SHORT TASK: A faithful transcription of all the data is required.

--- Start ---

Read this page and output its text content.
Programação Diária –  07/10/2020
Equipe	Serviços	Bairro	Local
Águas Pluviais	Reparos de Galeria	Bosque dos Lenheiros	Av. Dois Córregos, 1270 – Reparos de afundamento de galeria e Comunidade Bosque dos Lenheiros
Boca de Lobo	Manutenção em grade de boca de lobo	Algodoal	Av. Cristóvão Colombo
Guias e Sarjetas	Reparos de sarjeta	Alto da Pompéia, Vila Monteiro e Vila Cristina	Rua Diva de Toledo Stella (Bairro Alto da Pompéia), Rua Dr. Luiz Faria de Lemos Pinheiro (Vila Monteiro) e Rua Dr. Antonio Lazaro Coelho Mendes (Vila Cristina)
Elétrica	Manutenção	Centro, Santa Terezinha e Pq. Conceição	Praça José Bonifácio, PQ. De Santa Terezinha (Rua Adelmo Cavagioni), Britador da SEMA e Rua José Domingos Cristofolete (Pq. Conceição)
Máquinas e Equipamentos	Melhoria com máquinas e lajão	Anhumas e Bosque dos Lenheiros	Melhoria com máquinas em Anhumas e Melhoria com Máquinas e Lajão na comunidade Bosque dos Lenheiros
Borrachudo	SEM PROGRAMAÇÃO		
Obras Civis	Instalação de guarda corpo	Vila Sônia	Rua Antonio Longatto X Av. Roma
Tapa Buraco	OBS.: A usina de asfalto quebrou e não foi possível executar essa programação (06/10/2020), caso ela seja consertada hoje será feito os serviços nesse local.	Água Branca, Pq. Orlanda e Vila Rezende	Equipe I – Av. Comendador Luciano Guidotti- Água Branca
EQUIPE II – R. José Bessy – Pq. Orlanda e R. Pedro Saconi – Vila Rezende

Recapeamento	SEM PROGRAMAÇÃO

--- End ---

ANSWER BELOW:
Read this page and output its text content.
Programação Diária –  07/10/2020
Equipe	Serviços	Bairro	Local
Águas Pluviais	Reparos de Galeria	Bosque dos Lenheiros	Av. Dois Córregos, 1270 – Reparos de afundamento de galeria e Comunidade Bosque dos Lenheiros
Boca de Lobo	Manutenção em grade de boca de lobo	Algodoal	Av. Cristóvão Colombo
Guias e Sarjetas	Reparos de sarjeta	Alto da Pompéia, Vila Monteiro e Vila Cristina	Rua Diva de Toledo Stella (Bairro Alto da Pompéia), Rua Dr. Luiz Faria de Lemos Pinheiro (Vila Monteiro) e Rua Dr. Antonio Lazaro Coelho Mendes (Vila Cristina)
Elétrica	Manutenção	Centro, Santa Terezinha e Pq. Conceição	Praça José Bonifácio, PQ. De Santa Terezinha (Rua Adelmo Cavagioni), Britador da SEMA e Rua José Domingos Cristofolete (Pq. Conceição)
Máquinas e Equipamentos	Melhoria com máquinas e lajão	Anhumas e Bosque dos Lenheiros	Melhoria com máquinas em Anhumas e Melhoria com Máquinas e Lajão na comunidade Bosque dos Lenheiros
Borrachudo	SEM PROGRAMAÇÃO		
Obras Civis	Instalação de guarda corpo	Vila Sônia	Rua Antonio Longatto X Av. Roma
Tapa Buraco	OBS.: A usina de asfalto quebrou e não foi possível executar essa programação (06/10/2020), caso ela seja consertada hoje será feito os serviços nesse local.	Água Branca, Pq. Orlanda e Vila Rezende	Equipe I – Av. Comendador Luciano Guidotti- Água Branca
EQUIPE II – R. José Bessy – Pq. Orlanda e R. Pedro Saconi – Vila Rezende

Recapeamento	SEM PROGRAMAÇÃO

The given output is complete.